> [SUPPLIED DATA]

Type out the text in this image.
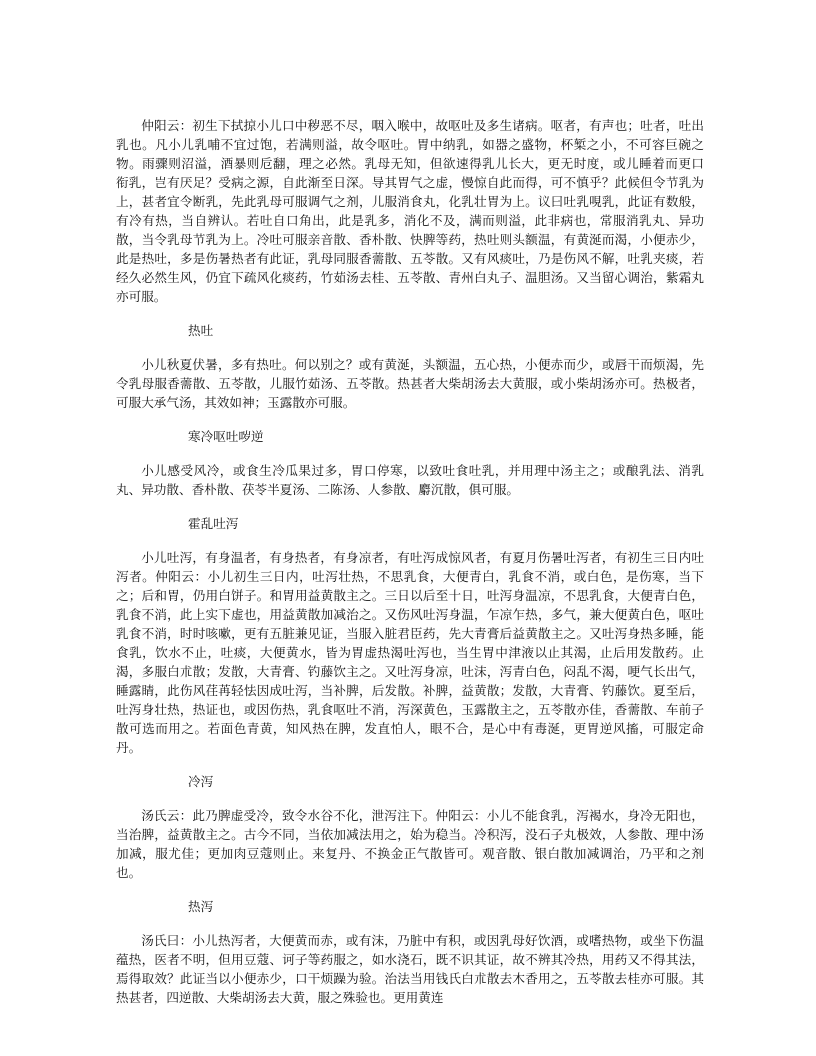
仲阳云：初生下拭掠小儿口中秽恶不尽，咽入喉中，故呕吐及多生诸病。呕者，有声也；吐者，吐出乳也。凡小儿乳哺不宜过饱，若满则溢，故令呕吐。胃中纳乳，如器之盛物，杯椠之小，不可容巨碗之物。雨骤则沼溢，酒暴则卮翻，理之必然。乳母无知，但欲速得乳儿长大，更无时度，或儿睡着而更口　衔乳，岂有厌足？受病之源，自此渐至日深。导其胃气之虚，慢惊自此而得，可不慎乎？此候但令节乳为上，甚者宜令断乳，先此乳母可服调气之剂，儿服消食丸，化乳壮胃为上。议曰吐乳哯乳，此证有数般，有冷有热，当自辨认。若吐自口角出，此是乳多，消化不及，满而则溢，此非病也，常服消乳丸、异功散，当令乳母节乳为上。冷吐可服亲音散、香朴散、快脾等药，热吐则头额温，有黄涎而渴，小便赤少，此是热吐，多是伤暑热者有此证，乳母同服香薷散、五苓散。又有风痰吐，乃是伤风不解，吐乳夹痰，若经久必然生风，仍宜下疏风化痰药，竹茹汤去桂、五苓散、青州白丸子、温胆汤。又当留心调治，紫霜丸亦可服。

热吐

小儿秋夏伏暑，多有热吐。何以别之？或有黄涎，头额温，五心热，小便赤而少，或唇干而烦渴，先令乳母服香薷散、五苓散，儿服竹茹汤、五苓散。热甚者大柴胡汤去大黄服，或小柴胡汤亦可。热极者，可服大承气汤，其效如神；玉露散亦可服。

寒冷呕吐哕逆

小儿感受风冷，或食生冷瓜果过多，胃口停寒，以致吐食吐乳，并用理中汤主之；或酿乳法、消乳丸、异功散、香朴散、茯苓半夏汤、二陈汤、人参散、麝沉散，俱可服。

霍乱吐泻

小儿吐泻，有身温者，有身热者，有身凉者，有吐泻成惊风者，有夏月伤暑吐泻者，有初生三日内吐泻者。仲阳云：小儿初生三日内，吐泻壮热，不思乳食，大便青白，乳食不消，或白色，是伤寒，当下之；后和胃，仍用白饼子。和胃用益黄散主之。三日以后至十日，吐泻身温凉，不思乳食，大便青白色，乳食不消，此上实下虚也，用益黄散加减治之。又伤风吐泻身温，乍凉乍热，多气，兼大便黄白色，呕吐乳食不消，时时咳嗽，更有五脏兼见证，当服入脏君臣药，先大青膏后益黄散主之。又吐泻身热多睡，能食乳，饮水不止，吐痰，大便黄水，皆为胃虚热渴吐泻也，当生胃中津液以止其渴，止后用发散药。止渴，多服白朮散；发散，大青膏、钓藤饮主之。又吐泻身凉，吐沫，泻青白色，闷乱不渴，哽气长出气，睡露睛，此伤风荏苒轻怯因成吐泻，当补脾，后发散。补脾，益黄散；发散，大青膏、钓藤饮。夏至后，吐泻身壮热，热证也，或因伤热，乳食呕吐不消，泻深黄色，玉露散主之，五苓散亦佳，香薷散、车前子散可选而用之。若面色青黄，知风热在脾，发直怕人，眼不合，是心中有毒涎，更胃逆风搐，可服定命丹。

冷泻

汤氏云：此乃脾虚受冷，致令水谷不化，泄泻注下。仲阳云：小儿不能食乳，泻褐水，身冷无阳也，当治脾，益黄散主之。古今不同，当依加减法用之，始为稳当。冷积泻，没石子丸极效，人参散、理中汤加减，服尤佳；更加肉豆蔻则止。来复丹、不换金正气散皆可。观音散、银白散加减调治，乃平和之剂也。

热泻

汤氏曰：小儿热泻者，大便黄而赤，或有沫，乃脏中有积，或因乳母好饮酒，或嗜热物，或坐下伤温蕴热，医者不明，但用豆蔻、诃子等药服之，如水浇石，既不识其证，故不辨其冷热，用药又不得其法，焉得取效？此证当以小便赤少，口干烦躁为验。治法当用钱氏白朮散去木香用之，五苓散去桂亦可服。其热甚者，四逆散、大柴胡汤去大黄，服之殊验也。更用黄连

> [WHAT YOU NEED TO DO]
Quote the records above exactly, leaving out any pictures.

> [TASK SOLUTION]
Type out the text in this image.
仲阳云：初生下拭掠小儿口中秽恶不尽，咽入喉中，故呕吐及多生诸病。呕者，有声也；吐者，吐出乳也。凡小儿乳哺不宜过饱，若满则溢，故令呕吐。胃中纳乳，如器之盛物，杯椠之小，不可容巨碗之物。雨骤则沼溢，酒暴则卮翻，理之必然。乳母无知，但欲速得乳儿长大，更无时度，或儿睡着而更口　衔乳，岂有厌足？受病之源，自此渐至日深。导其胃气之虚，慢惊自此而得，可不慎乎？此候但令节乳为上，甚者宜令断乳，先此乳母可服调气之剂，儿服消食丸，化乳壮胃为上。议曰吐乳哯乳，此证有数般，有冷有热，当自辨认。若吐自口角出，此是乳多，消化不及，满而则溢，此非病也，常服消乳丸、异功散，当令乳母节乳为上。冷吐可服亲音散、香朴散、快脾等药，热吐则头额温，有黄涎而渴，小便赤少，此是热吐，多是伤暑热者有此证，乳母同服香薷散、五苓散。又有风痰吐，乃是伤风不解，吐乳夹痰，若经久必然生风，仍宜下疏风化痰药，竹茹汤去桂、五苓散、青州白丸子、温胆汤。又当留心调治，紫霜丸亦可服。

热吐

小儿秋夏伏暑，多有热吐。何以别之？或有黄涎，头额温，五心热，小便赤而少，或唇干而烦渴，先令乳母服香薷散、五苓散，儿服竹茹汤、五苓散。热甚者大柴胡汤去大黄服，或小柴胡汤亦可。热极者，可服大承气汤，其效如神；玉露散亦可服。

寒冷呕吐哕逆

小儿感受风冷，或食生冷瓜果过多，胃口停寒，以致吐食吐乳，并用理中汤主之；或酿乳法、消乳丸、异功散、香朴散、茯苓半夏汤、二陈汤、人参散、麝沉散，俱可服。

霍乱吐泻

小儿吐泻，有身温者，有身热者，有身凉者，有吐泻成惊风者，有夏月伤暑吐泻者，有初生三日内吐泻者。仲阳云：小儿初生三日内，吐泻壮热，不思乳食，大便青白，乳食不消，或白色，是伤寒，当下之；后和胃，仍用白饼子。和胃用益黄散主之。三日以后至十日，吐泻身温凉，不思乳食，大便青白色，乳食不消，此上实下虚也，用益黄散加减治之。又伤风吐泻身温，乍凉乍热，多气，兼大便黄白色，呕吐乳食不消，时时咳嗽，更有五脏兼见证，当服入脏君臣药，先大青膏后益黄散主之。又吐泻身热多睡，能食乳，饮水不止，吐痰，大便黄水，皆为胃虚热渴吐泻也，当生胃中津液以止其渴，止后用发散药。止渴，多服白朮散；发散，大青膏、钓藤饮主之。又吐泻身凉，吐沫，泻青白色，闷乱不渴，哽气长出气，睡露睛，此伤风荏苒轻怯因成吐泻，当补脾，后发散。补脾，益黄散；发散，大青膏、钓藤饮。夏至后，吐泻身壮热，热证也，或因伤热，乳食呕吐不消，泻深黄色，玉露散主之，五苓散亦佳，香薷散、车前子散可选而用之。若面色青黄，知风热在脾，发直怕人，眼不合，是心中有毒涎，更胃逆风搐，可服定命丹。

冷泻

汤氏云：此乃脾虚受冷，致令水谷不化，泄泻注下。仲阳云：小儿不能食乳，泻褐水，身冷无阳也，当治脾，益黄散主之。古今不同，当依加减法用之，始为稳当。冷积泻，没石子丸极效，人参散、理中汤加减，服尤佳；更加肉豆蔻则止。来复丹、不换金正气散皆可。观音散、银白散加减调治，乃平和之剂也。

热泻

汤氏曰：小儿热泻者，大便黄而赤，或有沫，乃脏中有积，或因乳母好饮酒，或嗜热物，或坐下伤温蕴热，医者不明，但用豆蔻、诃子等药服之，如水浇石，既不识其证，故不辨其冷热，用药又不得其法，焉得取效？此证当以小便赤少，口干烦躁为验。治法当用钱氏白朮散去木香用之，五苓散去桂亦可服。其热甚者，四逆散、大柴胡汤去大黄，服之殊验也。更用黄连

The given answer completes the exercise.